原文 ->
+-------+

シニア世代のより良い暮らし
きちんと知ることが、認知症対策の第一歩です。
「今、知っておきたい認知症のABC」

高齢社会の日本では国民病ともいわれている認知症。いつ自分や家族が向き合うことになるかわかりません。一番の対策は早めに気づいて対処すること。そのための基礎知識を身に付けておきましょう。

認知症とは…

認知症とは、なんらかの原因で脳の細胞が死滅したり、働きが悪くなることで、様々な障害が起こる病気です。代表的な疾患には次のようなものがあります。

●アルツハイマー型認知症
異常なたんぱく質が脳にたまって神経細胞が死に、記憶を担っている海馬(かいば)から萎縮が始まって、しだいに脳全体に広がります。認知症の多くを占め、進行が飛躍的に早く40代から発症することもあります。

●脳血管性認知症
脳梗塞、脳出血、脳動脈硬化などによる神経細胞の死滅や神経ネットワークの崩壊によって発症する、後遺症としての認知症です。脳のどの部分にダメージを受けたか、また障害の程度によっても症状が異なります。

+-------+

上記の認知症に関する原文を、最後の文に続けて書き進めてください。

+-------+

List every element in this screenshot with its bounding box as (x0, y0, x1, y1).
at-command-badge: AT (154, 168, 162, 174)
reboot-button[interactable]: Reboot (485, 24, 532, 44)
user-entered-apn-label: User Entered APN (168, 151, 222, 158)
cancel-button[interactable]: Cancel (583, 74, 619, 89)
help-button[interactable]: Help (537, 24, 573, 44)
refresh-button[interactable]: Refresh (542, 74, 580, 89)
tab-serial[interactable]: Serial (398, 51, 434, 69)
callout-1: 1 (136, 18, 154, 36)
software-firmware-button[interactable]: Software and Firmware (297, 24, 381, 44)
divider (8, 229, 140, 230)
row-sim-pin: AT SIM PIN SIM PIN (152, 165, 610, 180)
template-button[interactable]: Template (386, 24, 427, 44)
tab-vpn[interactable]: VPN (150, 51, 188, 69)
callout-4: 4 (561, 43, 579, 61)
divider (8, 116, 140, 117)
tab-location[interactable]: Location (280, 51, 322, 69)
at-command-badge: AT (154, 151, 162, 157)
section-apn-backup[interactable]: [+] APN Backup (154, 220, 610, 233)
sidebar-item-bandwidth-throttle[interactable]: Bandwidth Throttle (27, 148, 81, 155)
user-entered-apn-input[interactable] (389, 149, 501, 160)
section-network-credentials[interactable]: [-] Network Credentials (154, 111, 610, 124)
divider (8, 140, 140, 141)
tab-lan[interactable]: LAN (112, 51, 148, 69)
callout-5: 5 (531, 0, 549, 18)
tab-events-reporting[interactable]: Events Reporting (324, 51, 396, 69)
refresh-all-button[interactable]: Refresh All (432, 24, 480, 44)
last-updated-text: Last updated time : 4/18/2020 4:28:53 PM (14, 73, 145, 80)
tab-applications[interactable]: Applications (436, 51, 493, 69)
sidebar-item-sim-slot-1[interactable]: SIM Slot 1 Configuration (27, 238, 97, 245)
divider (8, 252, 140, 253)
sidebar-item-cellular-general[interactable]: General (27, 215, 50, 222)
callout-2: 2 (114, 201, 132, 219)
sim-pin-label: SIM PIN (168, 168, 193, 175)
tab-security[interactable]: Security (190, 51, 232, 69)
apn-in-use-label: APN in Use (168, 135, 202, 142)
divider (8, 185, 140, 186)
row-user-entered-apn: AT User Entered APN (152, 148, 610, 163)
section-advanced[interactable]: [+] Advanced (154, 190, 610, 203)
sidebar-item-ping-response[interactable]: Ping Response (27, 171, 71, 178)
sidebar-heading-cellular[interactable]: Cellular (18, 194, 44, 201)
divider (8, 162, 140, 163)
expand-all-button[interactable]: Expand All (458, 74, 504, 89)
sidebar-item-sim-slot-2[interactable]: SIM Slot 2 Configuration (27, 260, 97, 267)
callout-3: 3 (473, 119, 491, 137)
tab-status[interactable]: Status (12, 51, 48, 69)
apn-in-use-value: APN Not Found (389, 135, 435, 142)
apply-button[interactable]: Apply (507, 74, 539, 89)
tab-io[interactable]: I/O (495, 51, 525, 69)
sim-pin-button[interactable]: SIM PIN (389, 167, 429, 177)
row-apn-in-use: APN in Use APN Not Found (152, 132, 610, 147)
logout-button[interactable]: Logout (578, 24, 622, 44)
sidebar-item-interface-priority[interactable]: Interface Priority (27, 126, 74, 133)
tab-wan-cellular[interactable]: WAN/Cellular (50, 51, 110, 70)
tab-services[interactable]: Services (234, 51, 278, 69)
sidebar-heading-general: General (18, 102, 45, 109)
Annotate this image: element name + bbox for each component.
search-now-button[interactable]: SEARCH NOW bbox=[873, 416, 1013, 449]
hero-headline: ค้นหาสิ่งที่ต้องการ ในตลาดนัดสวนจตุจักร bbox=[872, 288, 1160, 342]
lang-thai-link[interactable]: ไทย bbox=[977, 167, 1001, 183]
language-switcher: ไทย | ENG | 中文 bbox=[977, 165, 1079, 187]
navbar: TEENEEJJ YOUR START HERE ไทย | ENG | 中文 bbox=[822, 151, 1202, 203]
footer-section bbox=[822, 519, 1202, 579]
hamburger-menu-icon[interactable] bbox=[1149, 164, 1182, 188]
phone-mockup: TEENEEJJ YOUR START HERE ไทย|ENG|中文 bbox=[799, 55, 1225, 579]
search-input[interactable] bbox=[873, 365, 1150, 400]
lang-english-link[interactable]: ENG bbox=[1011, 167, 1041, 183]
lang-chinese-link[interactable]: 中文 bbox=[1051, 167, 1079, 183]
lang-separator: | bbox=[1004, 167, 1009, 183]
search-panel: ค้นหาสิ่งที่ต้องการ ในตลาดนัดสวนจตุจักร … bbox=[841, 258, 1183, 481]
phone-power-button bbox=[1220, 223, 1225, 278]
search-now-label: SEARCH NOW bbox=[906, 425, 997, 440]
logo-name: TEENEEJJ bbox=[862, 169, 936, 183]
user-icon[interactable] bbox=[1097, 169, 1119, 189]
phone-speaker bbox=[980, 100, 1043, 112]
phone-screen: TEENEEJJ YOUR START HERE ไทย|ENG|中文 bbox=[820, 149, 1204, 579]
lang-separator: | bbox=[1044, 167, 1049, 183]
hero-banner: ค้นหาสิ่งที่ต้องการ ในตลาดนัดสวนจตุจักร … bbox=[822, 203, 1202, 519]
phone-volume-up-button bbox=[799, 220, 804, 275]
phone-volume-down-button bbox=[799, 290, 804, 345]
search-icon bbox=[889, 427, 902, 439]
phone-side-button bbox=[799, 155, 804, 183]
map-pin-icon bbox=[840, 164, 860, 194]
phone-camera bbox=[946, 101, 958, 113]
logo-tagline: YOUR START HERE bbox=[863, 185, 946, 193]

+-------+

解答例 ->
●レビー小体型認知症
大脳全体にレビー小体と呼ばれる異常なたんぱく質の塊が現れることで発症。実際にはいない人が見える「幻視」や睡眠中に怒鳴ったり奇声を発する異常言動症状が目立ちます。認知症全体の約2割を占めます。

●前頭側頭型(ぜんとうそくとうがた)認知症
前頭葉と側頭葉の萎縮によって発症。もの忘れはひどくありませんが、常識外れな行動が目立つことが特徴です。若い人でも発症しますが、患者数が少なく、解明できていないことも多い認知症です。

認知症の症状は、ふたつに分けて考えます

脳細胞の不具合によって直接的に起きる中核症状と、それに性格や環境が作用して行動や心の動きとして起きてくる症状のふたつです。

認知症かな?と思ったら、こんなところに相談を

認知症は早期診断と早期治療で症状の緩和が期待できます。初期の段階で適切な治療を受ければ、薬で進行を遅らせたり、症状が改善する場合もあります。

認知症と診断されたら

認知症の初期段階では、本人が一番不安になって辛い思いをしています。認知症の人は理解力が落ちているものの、感情面はとても繊細です。大切なのは周囲の人たちが認知症という病気を理解して見守ること。さりげなく自然で優しいサポートを心がけましょう。